> **Information given**:
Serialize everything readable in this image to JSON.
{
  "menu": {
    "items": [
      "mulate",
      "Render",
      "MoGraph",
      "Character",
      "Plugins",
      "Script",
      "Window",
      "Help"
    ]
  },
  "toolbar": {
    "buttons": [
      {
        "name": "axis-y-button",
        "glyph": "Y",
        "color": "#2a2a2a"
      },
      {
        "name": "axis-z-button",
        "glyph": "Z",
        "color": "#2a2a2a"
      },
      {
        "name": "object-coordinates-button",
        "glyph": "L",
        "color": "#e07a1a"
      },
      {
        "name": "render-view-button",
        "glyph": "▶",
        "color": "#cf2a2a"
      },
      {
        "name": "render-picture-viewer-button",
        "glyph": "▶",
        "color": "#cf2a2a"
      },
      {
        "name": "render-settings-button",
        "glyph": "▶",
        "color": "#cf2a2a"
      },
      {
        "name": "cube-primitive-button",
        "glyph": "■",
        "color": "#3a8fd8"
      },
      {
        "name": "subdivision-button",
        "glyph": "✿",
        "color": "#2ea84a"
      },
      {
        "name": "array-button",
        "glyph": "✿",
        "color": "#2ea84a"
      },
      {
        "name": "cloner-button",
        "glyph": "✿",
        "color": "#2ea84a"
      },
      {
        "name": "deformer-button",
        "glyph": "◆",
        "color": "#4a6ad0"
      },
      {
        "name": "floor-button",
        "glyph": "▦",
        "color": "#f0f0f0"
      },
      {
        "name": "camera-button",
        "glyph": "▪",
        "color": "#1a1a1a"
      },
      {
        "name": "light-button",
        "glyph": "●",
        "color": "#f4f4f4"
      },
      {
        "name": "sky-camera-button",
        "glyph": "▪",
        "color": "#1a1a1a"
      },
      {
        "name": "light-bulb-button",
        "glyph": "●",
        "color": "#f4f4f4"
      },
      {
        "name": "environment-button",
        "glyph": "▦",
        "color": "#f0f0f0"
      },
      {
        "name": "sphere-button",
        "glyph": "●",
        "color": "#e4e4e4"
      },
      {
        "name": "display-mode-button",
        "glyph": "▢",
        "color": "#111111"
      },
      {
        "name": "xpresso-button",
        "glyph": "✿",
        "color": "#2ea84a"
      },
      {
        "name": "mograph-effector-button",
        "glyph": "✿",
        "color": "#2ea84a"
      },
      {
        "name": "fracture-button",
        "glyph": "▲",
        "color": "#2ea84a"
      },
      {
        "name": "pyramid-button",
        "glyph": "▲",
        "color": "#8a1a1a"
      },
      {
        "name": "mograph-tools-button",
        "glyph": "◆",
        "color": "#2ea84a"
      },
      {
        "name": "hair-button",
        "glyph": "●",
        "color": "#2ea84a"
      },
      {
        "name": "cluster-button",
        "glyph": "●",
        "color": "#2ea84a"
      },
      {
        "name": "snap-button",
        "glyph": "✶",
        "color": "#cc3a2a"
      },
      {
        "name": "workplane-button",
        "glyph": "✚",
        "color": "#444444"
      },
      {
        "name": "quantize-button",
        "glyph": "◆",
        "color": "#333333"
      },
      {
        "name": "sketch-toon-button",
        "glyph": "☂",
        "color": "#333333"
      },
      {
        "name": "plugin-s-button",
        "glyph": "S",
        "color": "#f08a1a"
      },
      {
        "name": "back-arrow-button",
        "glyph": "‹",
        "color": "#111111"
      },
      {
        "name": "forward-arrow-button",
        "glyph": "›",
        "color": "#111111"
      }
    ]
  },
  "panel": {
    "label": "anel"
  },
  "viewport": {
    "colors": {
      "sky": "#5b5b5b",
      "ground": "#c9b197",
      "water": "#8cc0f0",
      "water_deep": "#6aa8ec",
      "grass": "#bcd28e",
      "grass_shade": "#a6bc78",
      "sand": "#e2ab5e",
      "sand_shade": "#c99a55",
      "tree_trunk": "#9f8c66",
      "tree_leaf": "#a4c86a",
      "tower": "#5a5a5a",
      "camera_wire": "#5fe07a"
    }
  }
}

> **Exercise goal**: Your task is to repeat every entry exactly.

> **Completed task**:
Serialize everything readable in this image to JSON.
{
  "menu": {
    "items": [
      "mulate",
      "Render",
      "MoGraph",
      "Character",
      "Plugins",
      "Script",
      "Window",
      "Help"
    ]
  },
  "toolbar": {
    "buttons": [
      {
        "name": "axis-y-button",
        "glyph": "Y",
        "color": "#2a2a2a"
      },
      {
        "name": "axis-z-button",
        "glyph": "Z",
        "color": "#2a2a2a"
      },
      {
        "name": "object-coordinates-button",
        "glyph": "L",
        "color": "#e07a1a"
      },
      {
        "name": "render-view-button",
        "glyph": "▶",
        "color": "#cf2a2a"
      },
      {
        "name": "render-picture-viewer-button",
        "glyph": "▶",
        "color": "#cf2a2a"
      },
      {
        "name": "render-settings-button",
        "glyph": "▶",
        "color": "#cf2a2a"
      },
      {
        "name": "cube-primitive-button",
        "glyph": "■",
        "color": "#3a8fd8"
      },
      {
        "name": "subdivision-button",
        "glyph": "✿",
        "color": "#2ea84a"
      },
      {
        "name": "array-button",
        "glyph": "✿",
        "color": "#2ea84a"
      },
      {
        "name": "cloner-button",
        "glyph": "✿",
        "color": "#2ea84a"
      },
      {
        "name": "deformer-button",
        "glyph": "◆",
        "color": "#4a6ad0"
      },
      {
        "name": "floor-button",
        "glyph": "▦",
        "color": "#f0f0f0"
      },
      {
        "name": "camera-button",
        "glyph": "▪",
        "color": "#1a1a1a"
      },
      {
        "name": "light-button",
        "glyph": "●",
        "color": "#f4f4f4"
      },
      {
        "name": "sky-camera-button",
        "glyph": "▪",
        "color": "#1a1a1a"
      },
      {
        "name": "light-bulb-button",
        "glyph": "●",
        "color": "#f4f4f4"
      },
      {
        "name": "environment-button",
        "glyph": "▦",
        "color": "#f0f0f0"
      },
      {
        "name": "sphere-button",
        "glyph": "●",
        "color": "#e4e4e4"
      },
      {
        "name": "display-mode-button",
        "glyph": "▢",
        "color": "#111111"
      },
      {
        "name": "xpresso-button",
        "glyph": "✿",
        "color": "#2ea84a"
      },
      {
        "name": "mograph-effector-button",
        "glyph": "✿",
        "color": "#2ea84a"
      },
      {
        "name": "fracture-button",
        "glyph": "▲",
        "color": "#2ea84a"
      },
      {
        "name": "pyramid-button",
        "glyph": "▲",
        "color": "#8a1a1a"
      },
      {
        "name": "mograph-tools-button",
        "glyph": "◆",
        "color": "#2ea84a"
      },
      {
        "name": "hair-button",
        "glyph": "●",
        "color": "#2ea84a"
      },
      {
        "name": "cluster-button",
        "glyph": "●",
        "color": "#2ea84a"
      },
      {
        "name": "snap-button",
        "glyph": "✶",
        "color": "#cc3a2a"
      },
      {
        "name": "workplane-button",
        "glyph": "✚",
        "color": "#444444"
      },
      {
        "name": "quantize-button",
        "glyph": "◆",
        "color": "#333333"
      },
      {
        "name": "sketch-toon-button",
        "glyph": "☂",
        "color": "#333333"
      },
      {
        "name": "plugin-s-button",
        "glyph": "S",
        "color": "#f08a1a"
      },
      {
        "name": "back-arrow-button",
        "glyph": "‹",
        "color": "#111111"
      },
      {
        "name": "forward-arrow-button",
        "glyph": "›",
        "color": "#111111"
      }
    ]
  },
  "panel": {
    "label": "anel"
  },
  "viewport": {
    "colors": {
      "sky": "#5b5b5b",
      "ground": "#c9b197",
      "water": "#8cc0f0",
      "water_deep": "#6aa8ec",
      "grass": "#bcd28e",
      "grass_shade": "#a6bc78",
      "sand": "#e2ab5e",
      "sand_shade": "#c99a55",
      "tree_trunk": "#9f8c66",
      "tree_leaf": "#a4c86a",
      "tower": "#5a5a5a",
      "camera_wire": "#5fe07a"
    }
  }
}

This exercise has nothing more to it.